++++ DATASET EXTRACT
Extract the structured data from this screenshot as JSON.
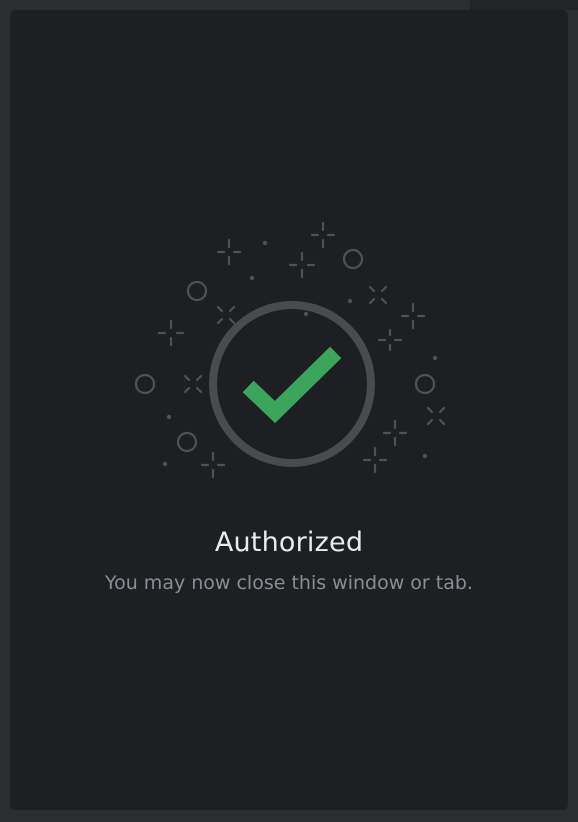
{
  "status": {
    "title": "Authorized",
    "message": "You may now close this window or tab."
  },
  "icon": {
    "name": "checkmark-icon",
    "accent_color": "#3ba55c",
    "ring_color": "#4a4b4f",
    "sparkle_color": "#4f5155"
  }
}
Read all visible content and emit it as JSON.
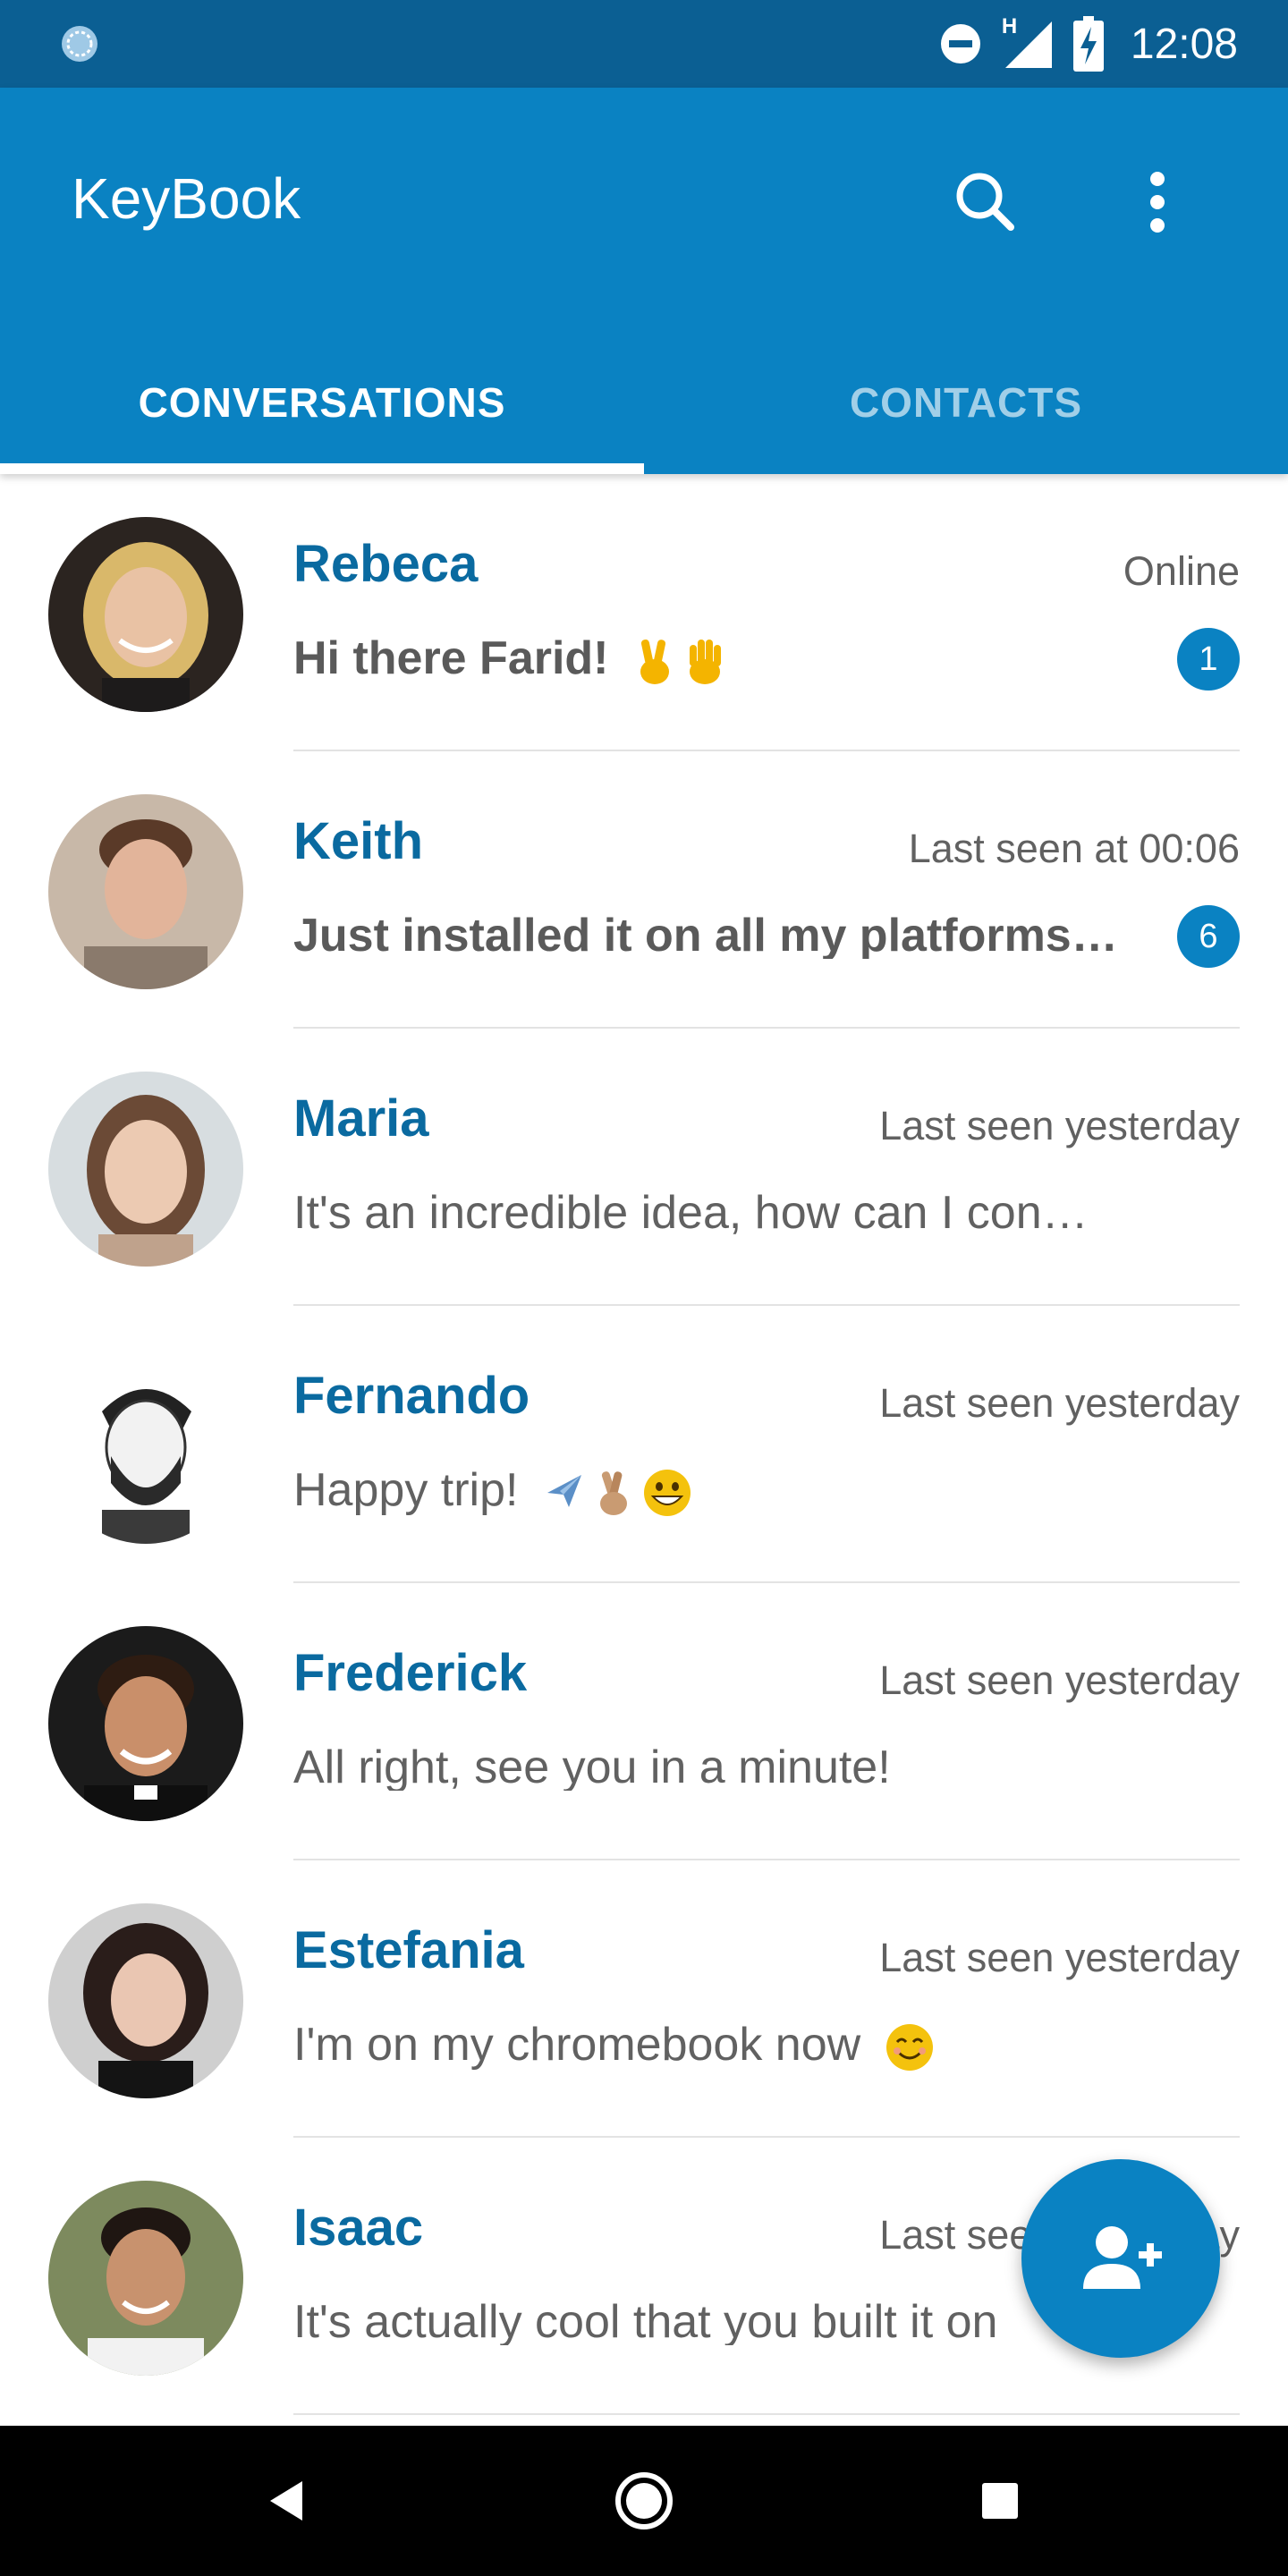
{
  "status_bar": {
    "time": "12:08",
    "network_label": "H",
    "icons": [
      "sync-icon",
      "do-not-disturb-icon",
      "signal-icon",
      "battery-charging-icon"
    ]
  },
  "app_bar": {
    "title": "KeyBook",
    "actions": [
      "search-icon",
      "more-vert-icon"
    ]
  },
  "tabs": [
    {
      "label": "CONVERSATIONS",
      "active": true
    },
    {
      "label": "CONTACTS",
      "active": false
    }
  ],
  "conversations": [
    {
      "name": "Rebeca",
      "status": "Online",
      "message": "Hi there Farid!",
      "emojis": [
        "victory-hand",
        "raised-hand"
      ],
      "unread": true,
      "badge": "1"
    },
    {
      "name": "Keith",
      "status": "Last seen at 00:06",
      "message": "Just installed it on all my platforms…",
      "emojis": [],
      "unread": true,
      "badge": "6"
    },
    {
      "name": "Maria",
      "status": "Last seen yesterday",
      "message": "It's an incredible idea, how can I con…",
      "emojis": [],
      "unread": false,
      "badge": ""
    },
    {
      "name": "Fernando",
      "status": "Last seen yesterday",
      "message": "Happy trip!",
      "emojis": [
        "airplane",
        "crossed-fingers",
        "grinning-face"
      ],
      "unread": false,
      "badge": ""
    },
    {
      "name": "Frederick",
      "status": "Last seen yesterday",
      "message": "All right, see you in a minute!",
      "emojis": [],
      "unread": false,
      "badge": ""
    },
    {
      "name": "Estefania",
      "status": "Last seen yesterday",
      "message": "I'm on my chromebook now",
      "emojis": [
        "smiling-face"
      ],
      "unread": false,
      "badge": ""
    },
    {
      "name": "Isaac",
      "status": "Last seen yesterday",
      "message": "It's actually cool that you built it on",
      "emojis": [],
      "unread": false,
      "badge": ""
    }
  ],
  "fab": {
    "icon": "add-contact-icon"
  },
  "nav_bar": {
    "icons": [
      "back-icon",
      "home-icon",
      "recents-icon"
    ]
  },
  "colors": {
    "status_bar": "#0b5f93",
    "primary": "#0a82c2",
    "name_text": "#0a6aa0",
    "secondary_text": "#616161"
  }
}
++++++++
• _OBJECTIVE_:
The records above need to be given again exactly. Omit the pictures.

• _EXPECTED OUTPUT_:
Extract the structured data from this screenshot as JSON.
{
  "status": {
    "title": "Authorized",
    "message": "You may now close this window or tab."
  },
  "icon": {
    "name": "checkmark-icon",
    "accent_color": "#3ba55c",
    "ring_color": "#4a4b4f",
    "sparkle_color": "#4f5155"
  }
}
Read all visible content and emit it as JSON.
{
  "status_bar": {
    "time": "12:08",
    "network_label": "H",
    "icons": [
      "sync-icon",
      "do-not-disturb-icon",
      "signal-icon",
      "battery-charging-icon"
    ]
  },
  "app_bar": {
    "title": "KeyBook",
    "actions": [
      "search-icon",
      "more-vert-icon"
    ]
  },
  "tabs": [
    {
      "label": "CONVERSATIONS",
      "active": true
    },
    {
      "label": "CONTACTS",
      "active": false
    }
  ],
  "conversations": [
    {
      "name": "Rebeca",
      "status": "Online",
      "message": "Hi there Farid!",
      "emojis": [
        "victory-hand",
        "raised-hand"
      ],
      "unread": true,
      "badge": "1"
    },
    {
      "name": "Keith",
      "status": "Last seen at 00:06",
      "message": "Just installed it on all my platforms…",
      "emojis": [],
      "unread": true,
      "badge": "6"
    },
    {
      "name": "Maria",
      "status": "Last seen yesterday",
      "message": "It's an incredible idea, how can I con…",
      "emojis": [],
      "unread": false,
      "badge": ""
    },
    {
      "name": "Fernando",
      "status": "Last seen yesterday",
      "message": "Happy trip!",
      "emojis": [
        "airplane",
        "crossed-fingers",
        "grinning-face"
      ],
      "unread": false,
      "badge": ""
    },
    {
      "name": "Frederick",
      "status": "Last seen yesterday",
      "message": "All right, see you in a minute!",
      "emojis": [],
      "unread": false,
      "badge": ""
    },
    {
      "name": "Estefania",
      "status": "Last seen yesterday",
      "message": "I'm on my chromebook now",
      "emojis": [
        "smiling-face"
      ],
      "unread": false,
      "badge": ""
    },
    {
      "name": "Isaac",
      "status": "Last seen yesterday",
      "message": "It's actually cool that you built it on",
      "emojis": [],
      "unread": false,
      "badge": ""
    }
  ],
  "fab": {
    "icon": "add-contact-icon"
  },
  "nav_bar": {
    "icons": [
      "back-icon",
      "home-icon",
      "recents-icon"
    ]
  },
  "colors": {
    "status_bar": "#0b5f93",
    "primary": "#0a82c2",
    "name_text": "#0a6aa0",
    "secondary_text": "#616161"
  }
}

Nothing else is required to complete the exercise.